Input rows -

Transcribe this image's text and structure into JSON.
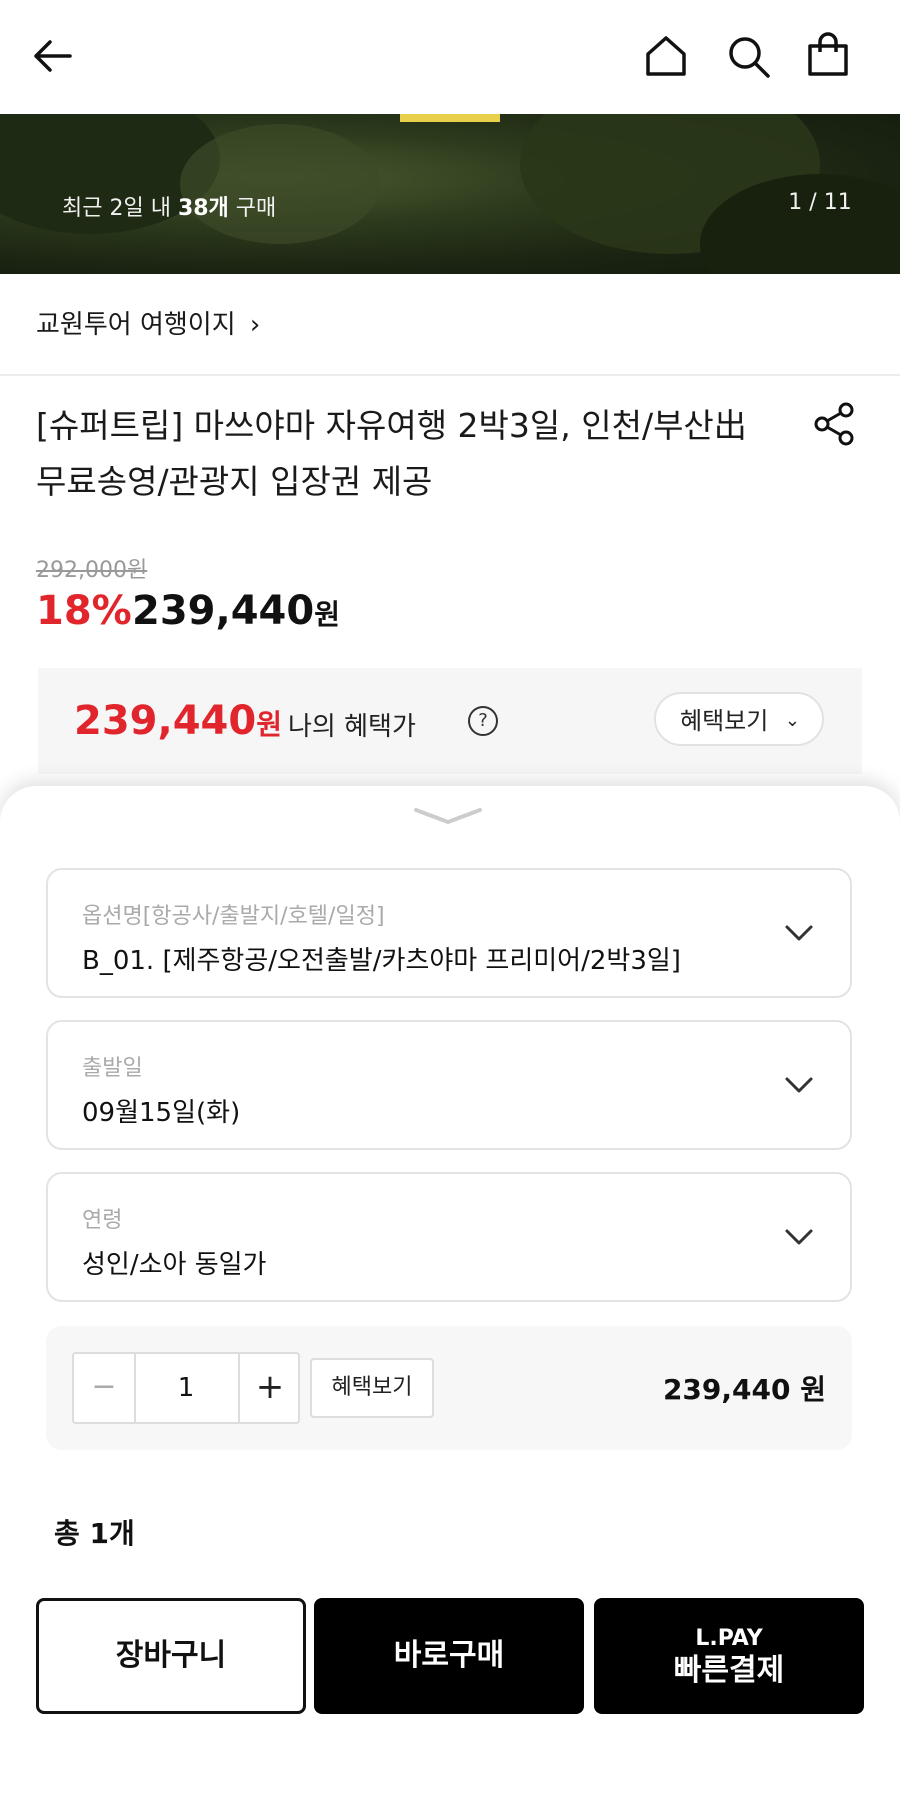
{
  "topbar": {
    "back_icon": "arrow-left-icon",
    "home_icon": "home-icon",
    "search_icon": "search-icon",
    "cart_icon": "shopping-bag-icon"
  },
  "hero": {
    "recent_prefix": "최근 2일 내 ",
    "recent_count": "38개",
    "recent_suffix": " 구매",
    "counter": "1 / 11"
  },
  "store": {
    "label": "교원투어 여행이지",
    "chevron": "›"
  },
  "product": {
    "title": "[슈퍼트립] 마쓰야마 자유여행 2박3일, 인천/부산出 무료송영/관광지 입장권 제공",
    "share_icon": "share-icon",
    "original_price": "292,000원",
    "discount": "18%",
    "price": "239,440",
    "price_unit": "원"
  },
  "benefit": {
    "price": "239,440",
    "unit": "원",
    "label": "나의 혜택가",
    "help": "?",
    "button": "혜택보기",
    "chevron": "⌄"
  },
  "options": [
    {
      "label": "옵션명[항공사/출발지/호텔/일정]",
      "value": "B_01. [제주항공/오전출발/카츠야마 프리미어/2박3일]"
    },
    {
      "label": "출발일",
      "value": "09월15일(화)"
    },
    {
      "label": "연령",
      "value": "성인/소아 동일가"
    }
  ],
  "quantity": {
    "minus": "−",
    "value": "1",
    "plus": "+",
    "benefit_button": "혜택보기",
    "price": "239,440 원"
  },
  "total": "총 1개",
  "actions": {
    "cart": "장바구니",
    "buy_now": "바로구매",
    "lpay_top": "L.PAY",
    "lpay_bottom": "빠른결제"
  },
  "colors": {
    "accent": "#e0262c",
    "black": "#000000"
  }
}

==

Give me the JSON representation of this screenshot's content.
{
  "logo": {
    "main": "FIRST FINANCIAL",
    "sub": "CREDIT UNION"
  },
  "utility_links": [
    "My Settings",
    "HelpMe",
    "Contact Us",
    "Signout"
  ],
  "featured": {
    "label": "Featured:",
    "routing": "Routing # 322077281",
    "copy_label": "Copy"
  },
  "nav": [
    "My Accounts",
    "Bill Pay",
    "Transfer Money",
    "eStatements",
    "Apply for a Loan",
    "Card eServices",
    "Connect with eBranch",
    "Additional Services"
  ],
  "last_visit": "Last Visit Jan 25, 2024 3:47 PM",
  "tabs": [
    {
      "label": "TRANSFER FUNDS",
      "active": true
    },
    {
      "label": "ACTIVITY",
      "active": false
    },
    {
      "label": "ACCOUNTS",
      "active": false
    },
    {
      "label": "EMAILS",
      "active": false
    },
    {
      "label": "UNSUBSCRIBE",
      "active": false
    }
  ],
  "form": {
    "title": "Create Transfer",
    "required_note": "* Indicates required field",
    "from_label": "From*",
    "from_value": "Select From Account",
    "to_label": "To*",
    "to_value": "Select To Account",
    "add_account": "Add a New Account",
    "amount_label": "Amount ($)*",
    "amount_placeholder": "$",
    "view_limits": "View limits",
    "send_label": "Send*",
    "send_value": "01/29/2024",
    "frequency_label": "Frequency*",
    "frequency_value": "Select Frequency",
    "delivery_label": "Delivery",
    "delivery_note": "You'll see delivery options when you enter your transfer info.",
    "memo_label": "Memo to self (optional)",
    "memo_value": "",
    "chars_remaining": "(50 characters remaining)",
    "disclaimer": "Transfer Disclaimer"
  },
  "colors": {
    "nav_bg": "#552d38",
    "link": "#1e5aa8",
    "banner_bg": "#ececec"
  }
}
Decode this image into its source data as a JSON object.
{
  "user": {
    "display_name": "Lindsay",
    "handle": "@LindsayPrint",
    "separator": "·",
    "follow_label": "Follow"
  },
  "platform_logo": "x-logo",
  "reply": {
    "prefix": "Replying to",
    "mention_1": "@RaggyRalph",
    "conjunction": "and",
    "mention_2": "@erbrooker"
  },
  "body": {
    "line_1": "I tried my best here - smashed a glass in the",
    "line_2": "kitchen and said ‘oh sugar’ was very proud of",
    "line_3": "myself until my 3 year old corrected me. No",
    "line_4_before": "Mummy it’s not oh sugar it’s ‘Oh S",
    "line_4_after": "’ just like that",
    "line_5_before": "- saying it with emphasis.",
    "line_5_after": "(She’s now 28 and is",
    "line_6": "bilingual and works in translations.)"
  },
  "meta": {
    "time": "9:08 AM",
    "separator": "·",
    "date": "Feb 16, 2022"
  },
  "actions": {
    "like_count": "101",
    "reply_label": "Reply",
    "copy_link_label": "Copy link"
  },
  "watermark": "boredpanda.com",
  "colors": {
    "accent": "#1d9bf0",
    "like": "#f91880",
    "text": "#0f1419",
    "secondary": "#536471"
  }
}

Written request - Filter the entries down to the lines with the word "options" in them.

Answer to this problem -
  "options": [
    "delivery_note": "You'll see delivery options when you enter your transfer info.",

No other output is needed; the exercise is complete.